Keep every line where the word "Windows" appears; drop the rest.
============
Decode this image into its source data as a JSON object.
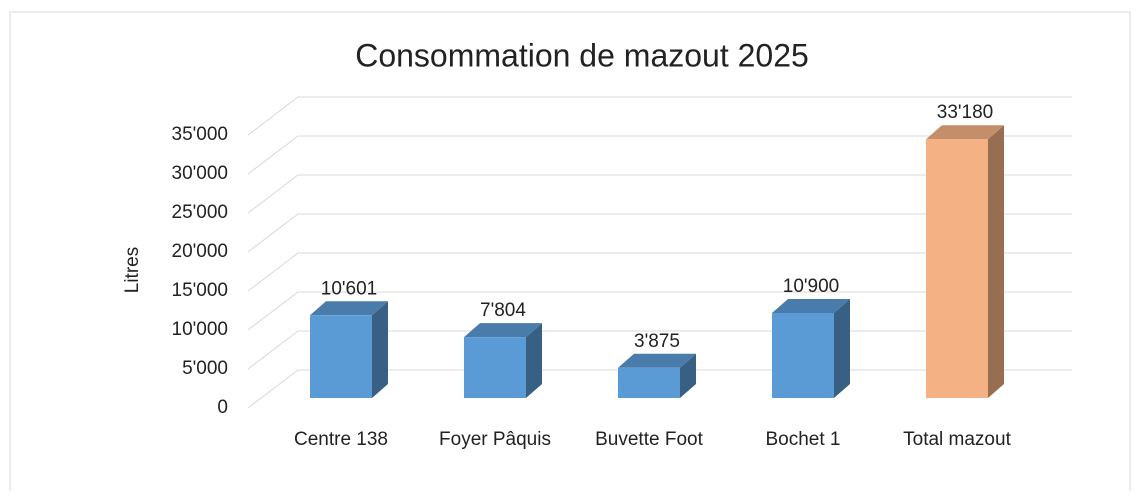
{
  "chart_data": {
    "type": "bar3d",
    "title": "Consommation de mazout 2025",
    "y_label": "Litres",
    "categories": [
      "Centre 138",
      "Foyer Pâquis",
      "Buvette Foot",
      "Bochet 1",
      "Total mazout"
    ],
    "values": [
      10601,
      7804,
      3875,
      10900,
      33180
    ],
    "value_labels": [
      "10'601",
      "7'804",
      "3'875",
      "10'900",
      "33'180"
    ],
    "colors": [
      "#5b9bd5",
      "#5b9bd5",
      "#5b9bd5",
      "#5b9bd5",
      "#f4b183"
    ],
    "ylim": [
      0,
      35000
    ],
    "yticks": [
      0,
      {
        "value": 5000,
        "label": "5'000"
      },
      {
        "value": 10000,
        "label": "10'000"
      },
      {
        "value": 15000,
        "label": "15'000"
      },
      {
        "value": 20000,
        "label": "20'000"
      },
      {
        "value": 25000,
        "label": "25'000"
      },
      {
        "value": 30000,
        "label": "30'000"
      },
      {
        "value": 35000,
        "label": "35'000"
      }
    ],
    "grid": true
  }
}
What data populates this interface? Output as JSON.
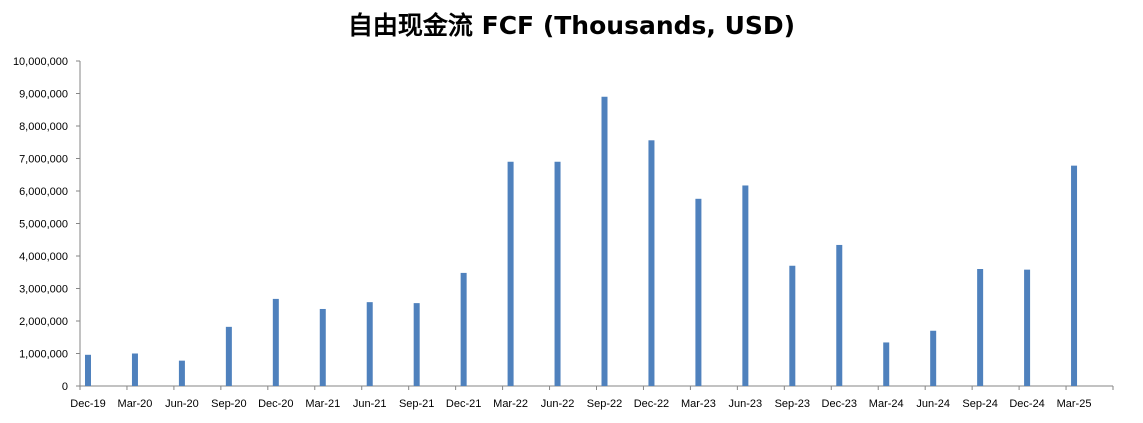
{
  "chart_data": {
    "type": "bar",
    "title": "自由现金流 FCF (Thousands, USD)",
    "xlabel": "",
    "ylabel": "",
    "ylim": [
      0,
      10000000
    ],
    "yticks": [
      "0",
      "1,000,000",
      "2,000,000",
      "3,000,000",
      "4,000,000",
      "5,000,000",
      "6,000,000",
      "7,000,000",
      "8,000,000",
      "9,000,000",
      "10,000,000"
    ],
    "grid": false,
    "legend": "none",
    "bar_color": "#4F81BD",
    "categories": [
      "Dec-19",
      "Mar-20",
      "Jun-20",
      "Sep-20",
      "Dec-20",
      "Mar-21",
      "Jun-21",
      "Sep-21",
      "Dec-21",
      "Mar-22",
      "Jun-22",
      "Sep-22",
      "Dec-22",
      "Mar-23",
      "Jun-23",
      "Sep-23",
      "Dec-23",
      "Mar-24",
      "Jun-24",
      "Sep-24",
      "Dec-24",
      "Mar-25"
    ],
    "values": [
      960000,
      1000000,
      780000,
      1820000,
      2680000,
      2370000,
      2580000,
      2550000,
      3480000,
      6900000,
      6900000,
      8900000,
      7560000,
      5760000,
      6170000,
      3700000,
      4340000,
      1340000,
      1700000,
      3600000,
      3580000,
      6780000
    ]
  }
}
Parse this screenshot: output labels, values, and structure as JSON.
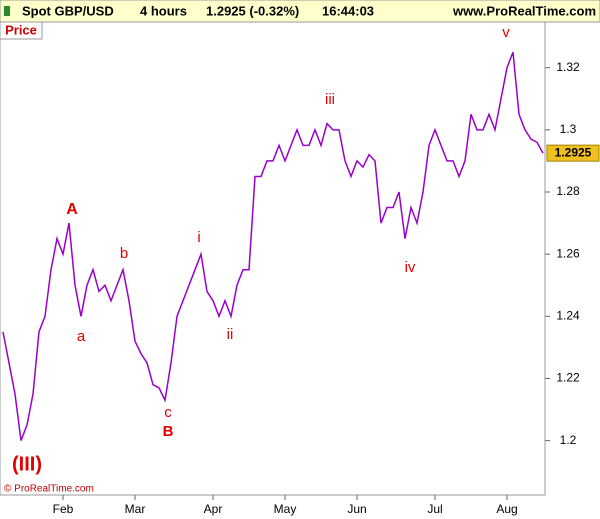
{
  "header": {
    "symbol": "Spot GBP/USD",
    "period": "4 hours",
    "quote": "1.2925 (-0.32%)",
    "time": "16:44:03",
    "site": "www.ProRealTime.com"
  },
  "chart_data": {
    "type": "line",
    "panel_label": "Price",
    "copyright": "© ProRealTime.com",
    "categories": [
      null,
      null,
      null,
      null,
      null,
      null,
      null,
      null,
      null,
      null,
      "Feb",
      null,
      null,
      null,
      null,
      null,
      null,
      null,
      null,
      null,
      null,
      null,
      "Mar",
      null,
      null,
      null,
      null,
      null,
      null,
      null,
      null,
      null,
      null,
      null,
      null,
      "Apr",
      null,
      null,
      null,
      null,
      null,
      null,
      null,
      null,
      null,
      null,
      null,
      "May",
      null,
      null,
      null,
      null,
      null,
      null,
      null,
      null,
      null,
      null,
      null,
      "Jun",
      null,
      null,
      null,
      null,
      null,
      null,
      null,
      null,
      null,
      null,
      null,
      null,
      "Jul",
      null,
      null,
      null,
      null,
      null,
      null,
      null,
      null,
      null,
      null,
      null,
      "Aug",
      null,
      null,
      null,
      null,
      null,
      null
    ],
    "series": [
      {
        "name": "Spot GBP/USD",
        "color": "#9900cc",
        "values": [
          1.235,
          1.225,
          1.215,
          1.2,
          1.205,
          1.215,
          1.235,
          1.24,
          1.255,
          1.265,
          1.26,
          1.27,
          1.25,
          1.24,
          1.25,
          1.255,
          1.248,
          1.25,
          1.245,
          1.25,
          1.255,
          1.245,
          1.232,
          1.228,
          1.225,
          1.218,
          1.217,
          1.213,
          1.225,
          1.24,
          1.245,
          1.25,
          1.255,
          1.26,
          1.248,
          1.245,
          1.24,
          1.245,
          1.24,
          1.25,
          1.255,
          1.255,
          1.285,
          1.285,
          1.29,
          1.29,
          1.295,
          1.29,
          1.295,
          1.3,
          1.295,
          1.295,
          1.3,
          1.295,
          1.302,
          1.3,
          1.3,
          1.29,
          1.285,
          1.29,
          1.288,
          1.292,
          1.29,
          1.27,
          1.275,
          1.275,
          1.28,
          1.265,
          1.275,
          1.27,
          1.28,
          1.295,
          1.3,
          1.295,
          1.29,
          1.29,
          1.285,
          1.29,
          1.305,
          1.3,
          1.3,
          1.305,
          1.3,
          1.31,
          1.32,
          1.325,
          1.305,
          1.3,
          1.297,
          1.296,
          1.2925
        ]
      }
    ],
    "last_price": 1.2925,
    "ylim": [
      1.1825,
      1.3347
    ],
    "yticks": [
      1.2,
      1.22,
      1.24,
      1.26,
      1.28,
      1.3,
      1.32
    ],
    "annotations": [
      "A",
      "a",
      "b",
      "c",
      "B",
      "i",
      "ii",
      "iii",
      "iv",
      "v",
      "(III)"
    ],
    "annotation_color": "#e00000"
  }
}
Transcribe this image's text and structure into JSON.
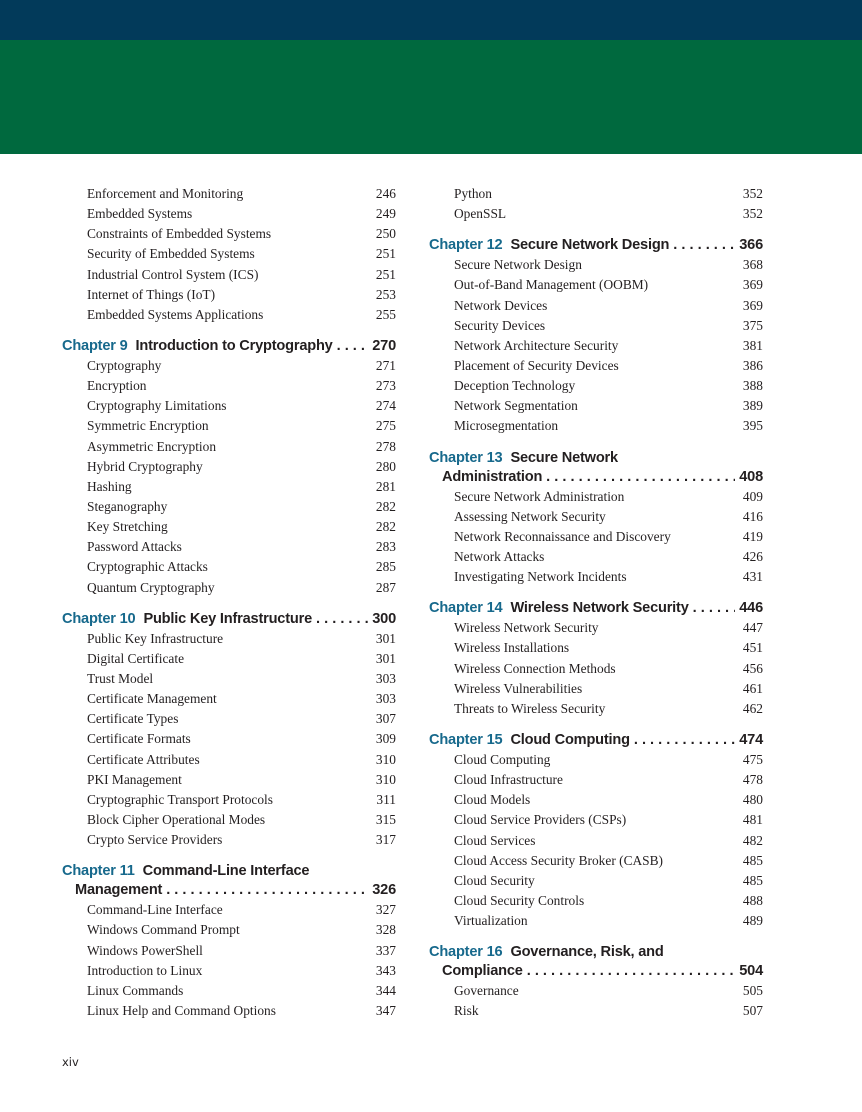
{
  "colors": {
    "top_band": "#023a5a",
    "green_band": "#00693e",
    "chapter_label": "#17698c"
  },
  "left_column": [
    {
      "type": "entries",
      "items": [
        {
          "title": "Enforcement and Monitoring",
          "page": "246"
        },
        {
          "title": "Embedded Systems",
          "page": "249"
        },
        {
          "title": "Constraints of Embedded Systems",
          "page": "250"
        },
        {
          "title": "Security of Embedded Systems",
          "page": "251"
        },
        {
          "title": "Industrial Control System (ICS)",
          "page": "251"
        },
        {
          "title": "Internet of Things (IoT)",
          "page": "253"
        },
        {
          "title": "Embedded Systems Applications",
          "page": "255"
        }
      ]
    },
    {
      "type": "chapter",
      "label": "Chapter 9",
      "title": "Introduction to Cryptography",
      "page": "270",
      "items": [
        {
          "title": "Cryptography",
          "page": "271"
        },
        {
          "title": "Encryption",
          "page": "273"
        },
        {
          "title": "Cryptography Limitations",
          "page": "274"
        },
        {
          "title": "Symmetric Encryption",
          "page": "275"
        },
        {
          "title": "Asymmetric Encryption",
          "page": "278"
        },
        {
          "title": "Hybrid Cryptography",
          "page": "280"
        },
        {
          "title": "Hashing",
          "page": "281"
        },
        {
          "title": "Steganography",
          "page": "282"
        },
        {
          "title": "Key Stretching",
          "page": "282"
        },
        {
          "title": "Password Attacks",
          "page": "283"
        },
        {
          "title": "Cryptographic Attacks",
          "page": "285"
        },
        {
          "title": "Quantum Cryptography",
          "page": "287"
        }
      ]
    },
    {
      "type": "chapter",
      "label": "Chapter 10",
      "title": "Public Key Infrastructure",
      "page": "300",
      "items": [
        {
          "title": "Public Key Infrastructure",
          "page": "301"
        },
        {
          "title": "Digital Certificate",
          "page": "301"
        },
        {
          "title": "Trust Model",
          "page": "303"
        },
        {
          "title": "Certificate Management",
          "page": "303"
        },
        {
          "title": "Certificate Types",
          "page": "307"
        },
        {
          "title": "Certificate Formats",
          "page": "309"
        },
        {
          "title": "Certificate Attributes",
          "page": "310"
        },
        {
          "title": "PKI Management",
          "page": "310"
        },
        {
          "title": "Cryptographic Transport Protocols",
          "page": "311"
        },
        {
          "title": "Block Cipher Operational Modes",
          "page": "315"
        },
        {
          "title": "Crypto Service Providers",
          "page": "317"
        }
      ]
    },
    {
      "type": "chapter",
      "label": "Chapter 11",
      "title": "Command-Line Interface",
      "title_line2": "Management",
      "page": "326",
      "items": [
        {
          "title": "Command-Line Interface",
          "page": "327"
        },
        {
          "title": "Windows Command Prompt",
          "page": "328"
        },
        {
          "title": "Windows PowerShell",
          "page": "337"
        },
        {
          "title": "Introduction to Linux",
          "page": "343"
        },
        {
          "title": "Linux Commands",
          "page": "344"
        },
        {
          "title": "Linux Help and Command Options",
          "page": "347"
        }
      ]
    }
  ],
  "right_column": [
    {
      "type": "entries",
      "items": [
        {
          "title": "Python",
          "page": "352"
        },
        {
          "title": "OpenSSL",
          "page": "352"
        }
      ]
    },
    {
      "type": "chapter",
      "label": "Chapter 12",
      "title": "Secure Network Design",
      "page": "366",
      "items": [
        {
          "title": "Secure Network Design",
          "page": "368"
        },
        {
          "title": "Out-of-Band Management (OOBM)",
          "page": "369"
        },
        {
          "title": "Network Devices",
          "page": "369"
        },
        {
          "title": "Security Devices",
          "page": "375"
        },
        {
          "title": "Network Architecture Security",
          "page": "381"
        },
        {
          "title": "Placement of Security Devices",
          "page": "386"
        },
        {
          "title": "Deception Technology",
          "page": "388"
        },
        {
          "title": "Network Segmentation",
          "page": "389"
        },
        {
          "title": "Microsegmentation",
          "page": "395"
        }
      ]
    },
    {
      "type": "chapter",
      "label": "Chapter 13",
      "title": "Secure Network",
      "title_line2": "Administration",
      "page": "408",
      "items": [
        {
          "title": "Secure Network Administration",
          "page": "409"
        },
        {
          "title": "Assessing Network Security",
          "page": "416"
        },
        {
          "title": "Network Reconnaissance and Discovery",
          "page": "419"
        },
        {
          "title": "Network Attacks",
          "page": "426"
        },
        {
          "title": "Investigating Network Incidents",
          "page": "431"
        }
      ]
    },
    {
      "type": "chapter",
      "label": "Chapter 14",
      "title": "Wireless Network Security",
      "page": "446",
      "items": [
        {
          "title": "Wireless Network Security",
          "page": "447"
        },
        {
          "title": "Wireless Installations",
          "page": "451"
        },
        {
          "title": "Wireless Connection Methods",
          "page": "456"
        },
        {
          "title": "Wireless Vulnerabilities",
          "page": "461"
        },
        {
          "title": "Threats to Wireless Security",
          "page": "462"
        }
      ]
    },
    {
      "type": "chapter",
      "label": "Chapter 15",
      "title": "Cloud Computing",
      "page": "474",
      "items": [
        {
          "title": "Cloud Computing",
          "page": "475"
        },
        {
          "title": "Cloud Infrastructure",
          "page": "478"
        },
        {
          "title": "Cloud Models",
          "page": "480"
        },
        {
          "title": "Cloud Service Providers (CSPs)",
          "page": "481"
        },
        {
          "title": "Cloud Services",
          "page": "482"
        },
        {
          "title": "Cloud Access Security Broker (CASB)",
          "page": "485"
        },
        {
          "title": "Cloud Security",
          "page": "485"
        },
        {
          "title": "Cloud Security Controls",
          "page": "488"
        },
        {
          "title": "Virtualization",
          "page": "489"
        }
      ]
    },
    {
      "type": "chapter",
      "label": "Chapter 16",
      "title": "Governance, Risk, and",
      "title_line2": "Compliance",
      "page": "504",
      "items": [
        {
          "title": "Governance",
          "page": "505"
        },
        {
          "title": "Risk",
          "page": "507"
        }
      ]
    }
  ],
  "footer": {
    "page_number": "xiv"
  }
}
============
*REPLY*.
          "title": "Windows Command Prompt",
          "title": "Windows PowerShell",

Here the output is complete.